In the entries below, identify every line with the string "руки" and copy it.

[RECORD EXCERPTS start]

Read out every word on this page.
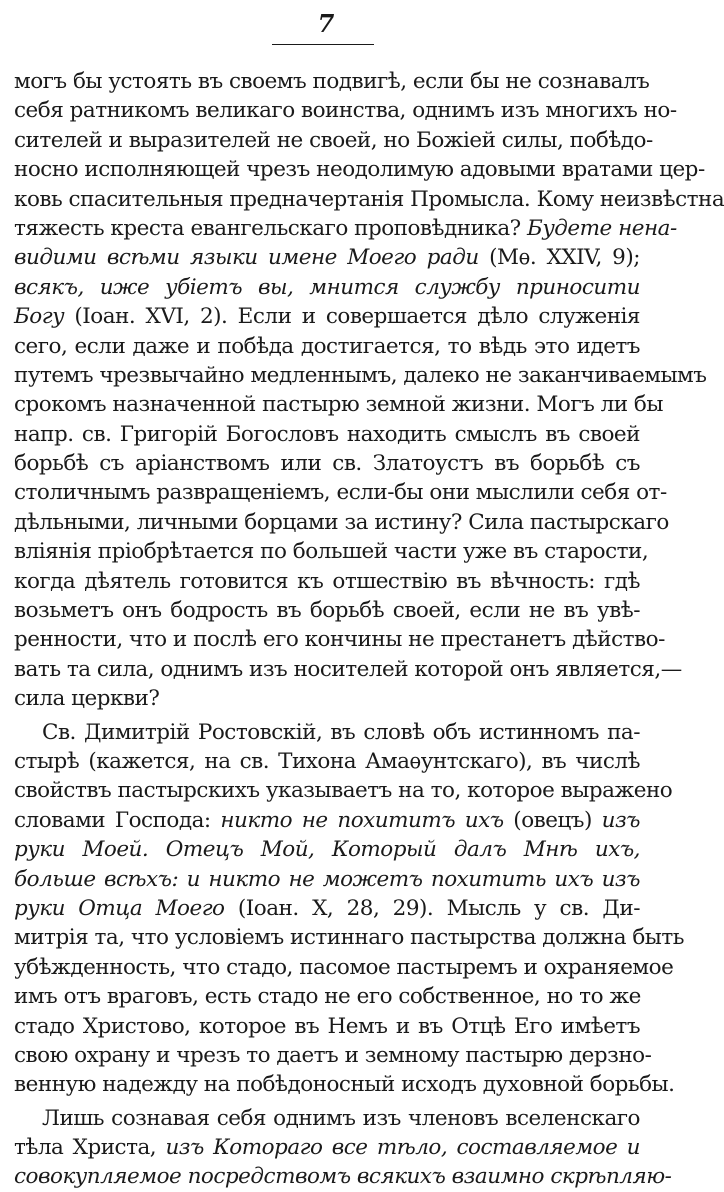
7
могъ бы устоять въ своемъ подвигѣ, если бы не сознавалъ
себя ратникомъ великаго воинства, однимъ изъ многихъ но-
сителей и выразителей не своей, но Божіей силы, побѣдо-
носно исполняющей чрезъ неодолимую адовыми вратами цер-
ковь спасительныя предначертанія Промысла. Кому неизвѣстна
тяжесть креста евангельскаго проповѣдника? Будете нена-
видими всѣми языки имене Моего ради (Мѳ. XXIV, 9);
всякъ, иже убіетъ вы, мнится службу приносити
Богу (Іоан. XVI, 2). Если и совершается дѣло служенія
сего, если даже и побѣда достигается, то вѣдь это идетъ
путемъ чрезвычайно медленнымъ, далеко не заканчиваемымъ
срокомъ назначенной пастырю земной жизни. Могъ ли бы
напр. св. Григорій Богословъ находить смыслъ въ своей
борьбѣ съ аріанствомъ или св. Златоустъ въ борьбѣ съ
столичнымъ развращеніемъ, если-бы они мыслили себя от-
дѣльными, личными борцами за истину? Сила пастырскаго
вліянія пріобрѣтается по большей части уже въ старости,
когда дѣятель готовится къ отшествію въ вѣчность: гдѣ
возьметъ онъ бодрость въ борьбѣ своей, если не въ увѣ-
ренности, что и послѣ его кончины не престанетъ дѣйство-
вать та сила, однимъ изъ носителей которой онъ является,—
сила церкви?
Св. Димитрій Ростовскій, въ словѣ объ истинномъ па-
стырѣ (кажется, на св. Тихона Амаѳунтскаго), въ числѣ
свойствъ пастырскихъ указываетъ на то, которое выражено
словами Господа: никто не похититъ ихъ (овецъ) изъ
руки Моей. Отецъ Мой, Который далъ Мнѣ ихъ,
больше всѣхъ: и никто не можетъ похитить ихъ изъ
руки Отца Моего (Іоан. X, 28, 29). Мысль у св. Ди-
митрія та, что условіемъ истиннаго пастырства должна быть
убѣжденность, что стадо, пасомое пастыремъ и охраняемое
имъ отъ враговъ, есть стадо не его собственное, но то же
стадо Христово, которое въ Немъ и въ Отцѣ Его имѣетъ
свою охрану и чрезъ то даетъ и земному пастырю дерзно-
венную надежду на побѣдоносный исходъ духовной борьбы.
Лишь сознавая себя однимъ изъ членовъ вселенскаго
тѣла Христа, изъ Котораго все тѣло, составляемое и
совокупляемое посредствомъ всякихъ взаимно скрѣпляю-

[RECORD EXCERPTS end]
[RECORD EXCERPTS start]

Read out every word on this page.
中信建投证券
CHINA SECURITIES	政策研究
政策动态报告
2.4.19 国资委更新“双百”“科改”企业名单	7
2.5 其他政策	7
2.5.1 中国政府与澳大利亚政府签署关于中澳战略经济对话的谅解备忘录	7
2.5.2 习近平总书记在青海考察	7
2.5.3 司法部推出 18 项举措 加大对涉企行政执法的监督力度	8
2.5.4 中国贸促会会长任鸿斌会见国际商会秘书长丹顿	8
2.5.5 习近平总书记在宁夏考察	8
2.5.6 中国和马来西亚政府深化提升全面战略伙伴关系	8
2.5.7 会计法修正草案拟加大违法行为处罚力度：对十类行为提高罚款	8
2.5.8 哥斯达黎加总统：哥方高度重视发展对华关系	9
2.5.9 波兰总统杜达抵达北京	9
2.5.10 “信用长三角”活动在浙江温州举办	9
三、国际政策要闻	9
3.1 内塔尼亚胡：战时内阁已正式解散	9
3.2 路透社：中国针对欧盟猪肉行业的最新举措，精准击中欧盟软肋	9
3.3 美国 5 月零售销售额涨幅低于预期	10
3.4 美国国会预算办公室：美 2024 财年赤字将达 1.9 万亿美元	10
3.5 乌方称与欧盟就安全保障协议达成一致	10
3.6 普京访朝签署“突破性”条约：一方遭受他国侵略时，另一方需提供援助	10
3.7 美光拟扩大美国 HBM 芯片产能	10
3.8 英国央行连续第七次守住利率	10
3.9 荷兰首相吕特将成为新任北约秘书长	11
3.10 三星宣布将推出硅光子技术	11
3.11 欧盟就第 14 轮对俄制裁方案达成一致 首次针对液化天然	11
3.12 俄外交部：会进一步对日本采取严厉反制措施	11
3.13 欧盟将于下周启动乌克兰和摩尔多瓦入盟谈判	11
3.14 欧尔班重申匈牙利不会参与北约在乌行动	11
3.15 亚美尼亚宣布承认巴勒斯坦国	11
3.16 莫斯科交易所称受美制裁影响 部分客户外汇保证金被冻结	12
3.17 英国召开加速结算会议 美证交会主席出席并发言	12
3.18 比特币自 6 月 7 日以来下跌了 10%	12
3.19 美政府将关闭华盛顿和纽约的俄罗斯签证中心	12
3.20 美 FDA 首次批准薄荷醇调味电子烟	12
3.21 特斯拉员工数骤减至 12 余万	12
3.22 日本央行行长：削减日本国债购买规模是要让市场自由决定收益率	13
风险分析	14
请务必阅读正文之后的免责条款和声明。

[RECORD EXCERPTS end]
[RECORD EXCERPTS start]

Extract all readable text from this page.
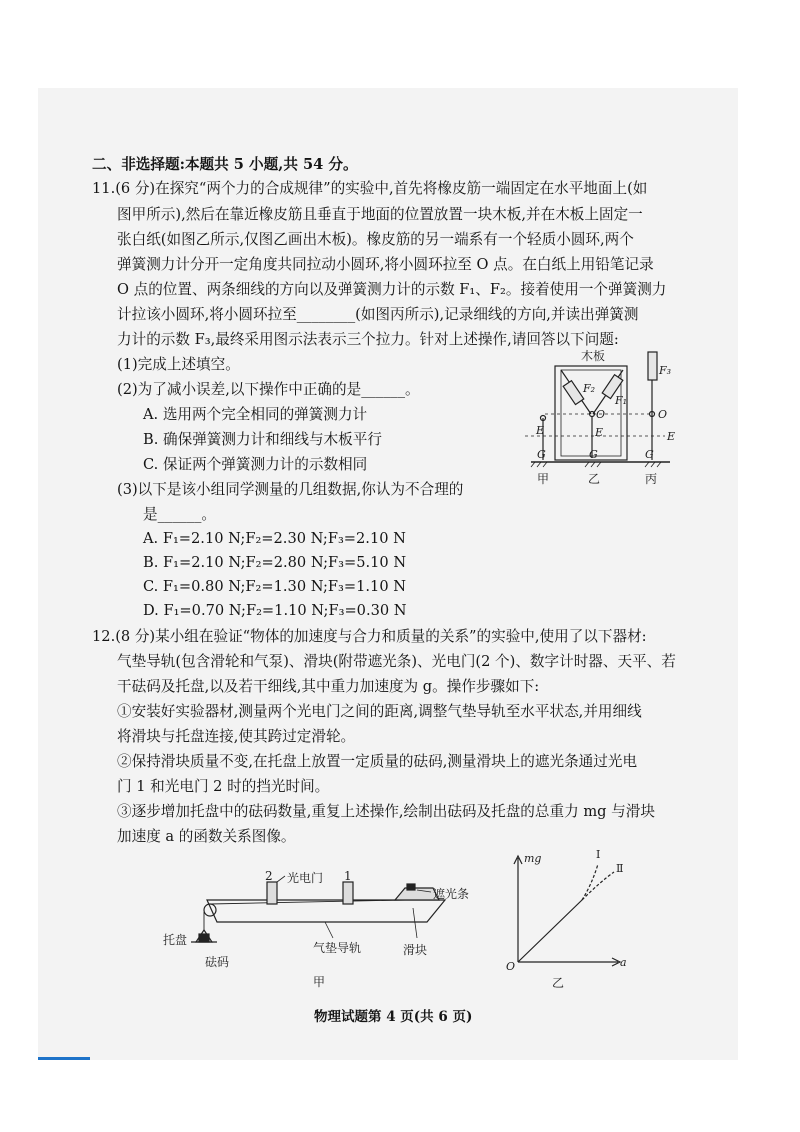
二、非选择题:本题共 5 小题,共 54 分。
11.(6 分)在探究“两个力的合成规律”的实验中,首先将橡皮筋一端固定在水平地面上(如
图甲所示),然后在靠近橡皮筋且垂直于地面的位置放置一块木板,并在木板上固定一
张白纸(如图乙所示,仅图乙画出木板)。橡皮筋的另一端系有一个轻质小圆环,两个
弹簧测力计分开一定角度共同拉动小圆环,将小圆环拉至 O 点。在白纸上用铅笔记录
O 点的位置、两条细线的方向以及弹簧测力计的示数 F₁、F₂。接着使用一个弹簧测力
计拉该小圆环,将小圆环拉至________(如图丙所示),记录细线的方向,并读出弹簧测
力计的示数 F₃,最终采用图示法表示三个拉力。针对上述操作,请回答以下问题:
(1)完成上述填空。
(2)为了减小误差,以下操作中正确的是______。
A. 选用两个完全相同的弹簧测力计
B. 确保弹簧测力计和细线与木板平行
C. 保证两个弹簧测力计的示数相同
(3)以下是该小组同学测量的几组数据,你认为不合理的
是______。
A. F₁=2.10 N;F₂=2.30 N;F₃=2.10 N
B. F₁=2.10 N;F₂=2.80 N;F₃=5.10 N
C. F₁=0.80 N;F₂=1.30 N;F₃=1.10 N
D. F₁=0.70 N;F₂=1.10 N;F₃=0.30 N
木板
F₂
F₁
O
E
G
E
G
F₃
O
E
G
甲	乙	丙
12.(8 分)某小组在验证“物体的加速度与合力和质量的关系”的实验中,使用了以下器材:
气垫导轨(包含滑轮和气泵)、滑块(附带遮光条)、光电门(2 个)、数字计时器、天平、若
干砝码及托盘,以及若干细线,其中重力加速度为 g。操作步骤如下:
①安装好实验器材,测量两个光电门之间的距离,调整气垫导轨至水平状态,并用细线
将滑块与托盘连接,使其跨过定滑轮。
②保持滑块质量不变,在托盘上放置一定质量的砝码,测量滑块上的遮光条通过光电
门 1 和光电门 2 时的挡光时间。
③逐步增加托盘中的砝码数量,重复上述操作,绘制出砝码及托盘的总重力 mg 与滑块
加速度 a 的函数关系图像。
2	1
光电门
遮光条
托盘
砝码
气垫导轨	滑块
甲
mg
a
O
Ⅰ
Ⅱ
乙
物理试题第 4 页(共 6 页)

[RECORD EXCERPTS end]

**CORRECT RESPONSE**:
руки Моей. Отецъ Мой, Который далъ Мнѣ ихъ,
руки Отца Моего (Іоан. X, 28, 29). Мысль у св. Ди-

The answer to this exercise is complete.